* **Required work**: Pick every line from the data that holds the word "شهادة".

* Begin Records for this task *

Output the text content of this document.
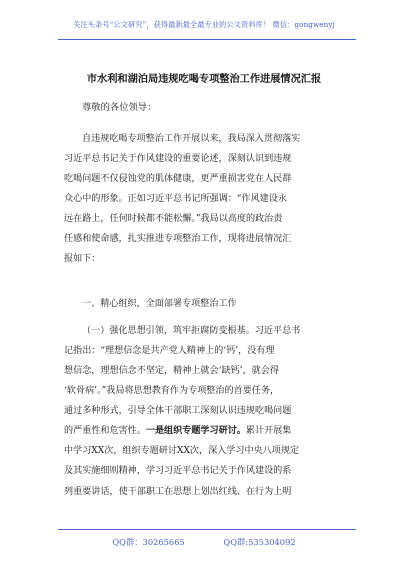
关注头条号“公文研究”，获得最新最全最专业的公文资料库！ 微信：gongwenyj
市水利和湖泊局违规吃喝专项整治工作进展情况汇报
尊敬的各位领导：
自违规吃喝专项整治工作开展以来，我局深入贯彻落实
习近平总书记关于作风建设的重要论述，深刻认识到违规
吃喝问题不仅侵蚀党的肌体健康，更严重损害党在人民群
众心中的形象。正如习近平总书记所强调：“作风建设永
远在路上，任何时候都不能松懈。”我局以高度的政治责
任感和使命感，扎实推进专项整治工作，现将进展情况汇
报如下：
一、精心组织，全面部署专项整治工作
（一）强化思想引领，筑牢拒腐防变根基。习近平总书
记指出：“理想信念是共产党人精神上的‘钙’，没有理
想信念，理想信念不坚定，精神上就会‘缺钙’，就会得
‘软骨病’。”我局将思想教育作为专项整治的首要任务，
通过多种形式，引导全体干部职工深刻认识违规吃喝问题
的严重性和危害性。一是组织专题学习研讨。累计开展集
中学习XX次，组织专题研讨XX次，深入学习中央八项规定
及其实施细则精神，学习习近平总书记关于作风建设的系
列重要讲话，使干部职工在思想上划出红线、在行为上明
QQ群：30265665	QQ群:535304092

* End Records for this task *
* Begin Records for this task *

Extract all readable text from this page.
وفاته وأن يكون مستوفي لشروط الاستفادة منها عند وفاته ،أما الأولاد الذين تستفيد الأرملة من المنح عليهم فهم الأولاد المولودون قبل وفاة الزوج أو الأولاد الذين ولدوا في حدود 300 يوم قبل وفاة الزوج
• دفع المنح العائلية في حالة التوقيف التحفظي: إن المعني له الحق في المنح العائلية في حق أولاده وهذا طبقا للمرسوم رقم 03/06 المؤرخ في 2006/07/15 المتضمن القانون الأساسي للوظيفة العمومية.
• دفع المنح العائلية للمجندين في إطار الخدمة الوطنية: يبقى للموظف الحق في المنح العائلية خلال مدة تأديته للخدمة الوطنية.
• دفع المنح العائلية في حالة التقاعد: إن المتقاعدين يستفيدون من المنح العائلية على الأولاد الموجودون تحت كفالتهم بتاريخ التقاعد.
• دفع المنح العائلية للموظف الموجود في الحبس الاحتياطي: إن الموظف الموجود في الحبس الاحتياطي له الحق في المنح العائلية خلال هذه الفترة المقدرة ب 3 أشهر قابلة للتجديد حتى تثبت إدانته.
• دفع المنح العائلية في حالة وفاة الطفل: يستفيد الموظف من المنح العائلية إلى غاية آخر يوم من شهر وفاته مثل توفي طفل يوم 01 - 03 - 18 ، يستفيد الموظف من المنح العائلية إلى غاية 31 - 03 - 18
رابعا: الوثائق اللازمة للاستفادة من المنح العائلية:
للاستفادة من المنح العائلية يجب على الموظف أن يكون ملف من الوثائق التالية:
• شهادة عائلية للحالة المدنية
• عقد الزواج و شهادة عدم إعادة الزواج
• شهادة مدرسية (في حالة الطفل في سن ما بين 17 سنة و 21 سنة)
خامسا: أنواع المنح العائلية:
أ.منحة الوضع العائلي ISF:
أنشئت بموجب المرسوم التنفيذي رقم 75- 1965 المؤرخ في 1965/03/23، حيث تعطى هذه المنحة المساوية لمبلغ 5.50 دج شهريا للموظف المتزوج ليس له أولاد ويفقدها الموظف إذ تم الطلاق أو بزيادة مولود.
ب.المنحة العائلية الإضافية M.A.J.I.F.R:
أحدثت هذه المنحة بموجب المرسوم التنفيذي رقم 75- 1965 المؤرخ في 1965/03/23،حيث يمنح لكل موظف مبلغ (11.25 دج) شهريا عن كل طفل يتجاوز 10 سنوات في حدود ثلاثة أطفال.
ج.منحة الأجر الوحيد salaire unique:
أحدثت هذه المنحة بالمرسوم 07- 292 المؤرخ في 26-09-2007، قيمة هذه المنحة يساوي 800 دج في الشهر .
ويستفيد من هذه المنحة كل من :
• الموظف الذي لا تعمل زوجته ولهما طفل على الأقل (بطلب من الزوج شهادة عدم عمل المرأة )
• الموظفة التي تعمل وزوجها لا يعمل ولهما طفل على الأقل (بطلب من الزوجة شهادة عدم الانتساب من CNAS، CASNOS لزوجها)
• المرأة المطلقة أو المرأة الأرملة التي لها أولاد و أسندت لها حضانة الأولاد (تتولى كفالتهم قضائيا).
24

* End Records for this task *
* Begin Records for this task *

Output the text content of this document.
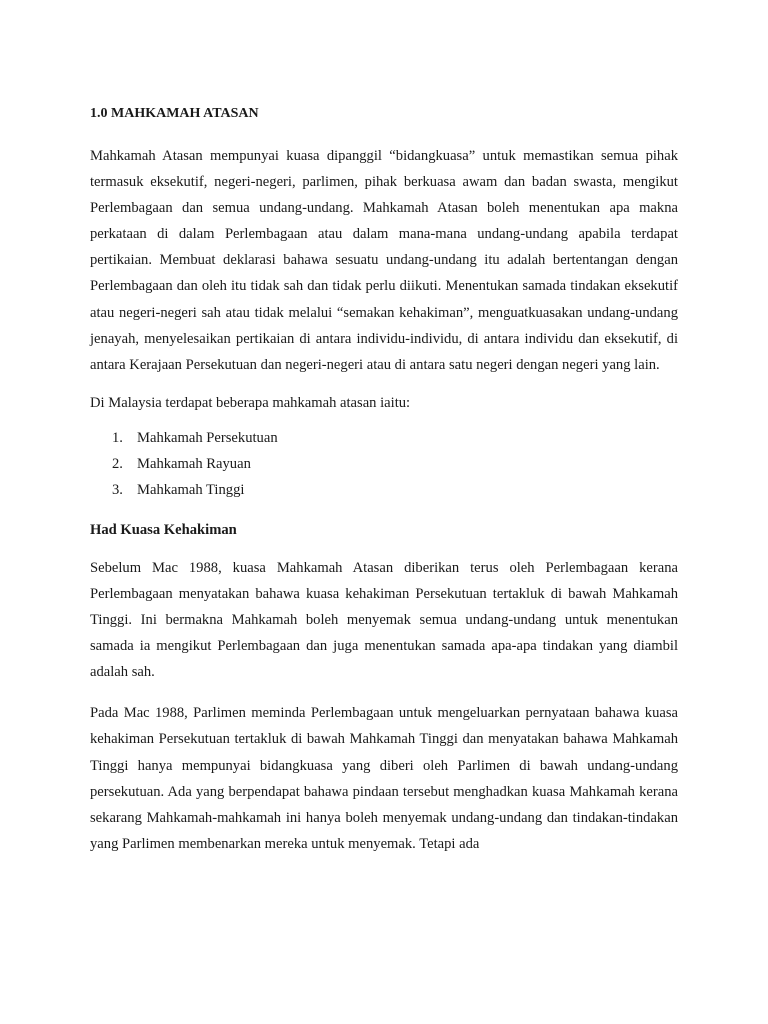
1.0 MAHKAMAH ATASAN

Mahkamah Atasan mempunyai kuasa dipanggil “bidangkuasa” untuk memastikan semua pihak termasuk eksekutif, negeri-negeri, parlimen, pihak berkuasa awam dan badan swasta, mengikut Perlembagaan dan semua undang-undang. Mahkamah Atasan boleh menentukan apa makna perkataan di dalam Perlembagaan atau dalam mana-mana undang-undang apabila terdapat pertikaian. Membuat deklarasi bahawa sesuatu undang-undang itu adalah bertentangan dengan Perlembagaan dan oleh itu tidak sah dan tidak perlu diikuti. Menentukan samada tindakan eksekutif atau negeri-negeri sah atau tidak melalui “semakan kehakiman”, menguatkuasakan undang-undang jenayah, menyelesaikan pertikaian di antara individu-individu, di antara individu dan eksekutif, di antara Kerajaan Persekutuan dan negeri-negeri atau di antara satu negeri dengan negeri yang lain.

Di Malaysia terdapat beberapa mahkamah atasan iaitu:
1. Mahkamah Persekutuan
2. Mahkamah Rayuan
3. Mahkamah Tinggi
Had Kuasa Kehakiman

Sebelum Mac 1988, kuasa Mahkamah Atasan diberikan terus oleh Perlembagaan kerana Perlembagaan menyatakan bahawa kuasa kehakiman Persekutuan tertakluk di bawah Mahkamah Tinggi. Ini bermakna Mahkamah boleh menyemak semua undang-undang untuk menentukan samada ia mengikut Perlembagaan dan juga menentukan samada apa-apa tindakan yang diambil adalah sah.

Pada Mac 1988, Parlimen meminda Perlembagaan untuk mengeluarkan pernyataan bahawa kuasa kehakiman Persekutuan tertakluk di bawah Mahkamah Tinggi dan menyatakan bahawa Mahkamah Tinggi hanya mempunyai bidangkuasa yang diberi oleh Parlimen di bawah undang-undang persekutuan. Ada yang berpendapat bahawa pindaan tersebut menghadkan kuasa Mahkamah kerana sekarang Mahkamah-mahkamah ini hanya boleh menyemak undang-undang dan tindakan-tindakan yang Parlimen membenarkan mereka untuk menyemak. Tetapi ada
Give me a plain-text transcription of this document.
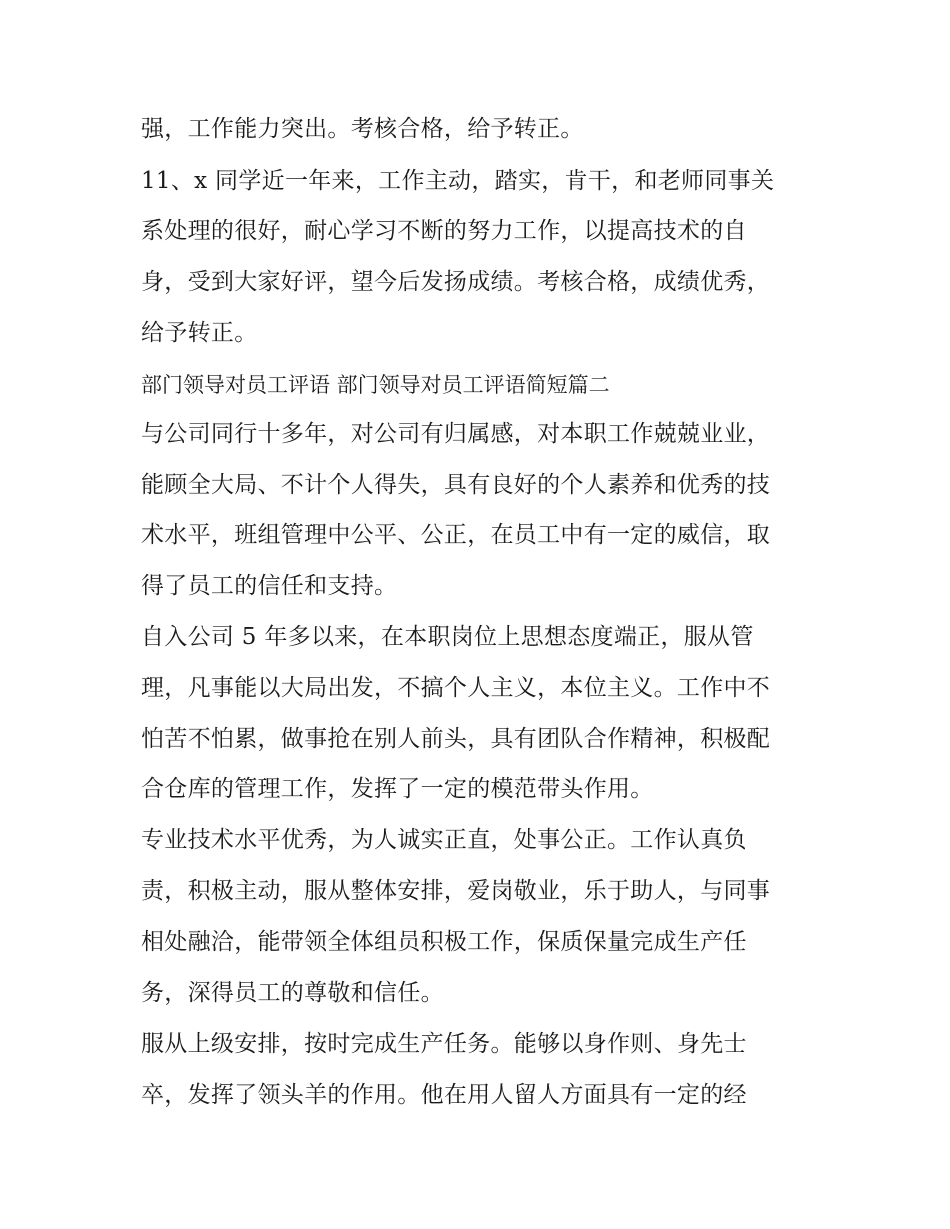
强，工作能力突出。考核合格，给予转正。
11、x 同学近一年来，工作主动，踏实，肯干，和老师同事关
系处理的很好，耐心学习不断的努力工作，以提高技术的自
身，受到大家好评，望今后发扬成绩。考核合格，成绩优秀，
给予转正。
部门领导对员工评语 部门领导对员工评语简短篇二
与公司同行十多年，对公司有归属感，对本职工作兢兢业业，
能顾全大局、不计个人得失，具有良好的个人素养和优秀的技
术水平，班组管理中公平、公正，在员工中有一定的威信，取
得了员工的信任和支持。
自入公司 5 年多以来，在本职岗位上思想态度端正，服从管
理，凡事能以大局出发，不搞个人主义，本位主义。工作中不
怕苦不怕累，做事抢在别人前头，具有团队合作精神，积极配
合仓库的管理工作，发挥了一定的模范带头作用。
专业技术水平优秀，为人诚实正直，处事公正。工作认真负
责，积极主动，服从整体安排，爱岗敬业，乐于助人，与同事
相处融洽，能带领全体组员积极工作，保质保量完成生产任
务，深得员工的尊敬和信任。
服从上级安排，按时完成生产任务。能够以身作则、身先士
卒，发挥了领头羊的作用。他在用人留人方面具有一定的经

* End Records for this task *

* **The response**:
• شهادة عائلية للحالة المدنية
• عقد الزواج و شهادة عدم إعادة الزواج
• شهادة مدرسية (في حالة الطفل في سن ما بين 17 سنة و 21 سنة)
• الموظف الذي لا تعمل زوجته ولهما طفل على الأقل (بطلب من الزوج شهادة عدم عمل المرأة )
• الموظفة التي تعمل وزوجها لا يعمل ولهما طفل على الأقل (بطلب من الزوجة شهادة عدم الانتساب من CNAS، CASNOS لزوجها)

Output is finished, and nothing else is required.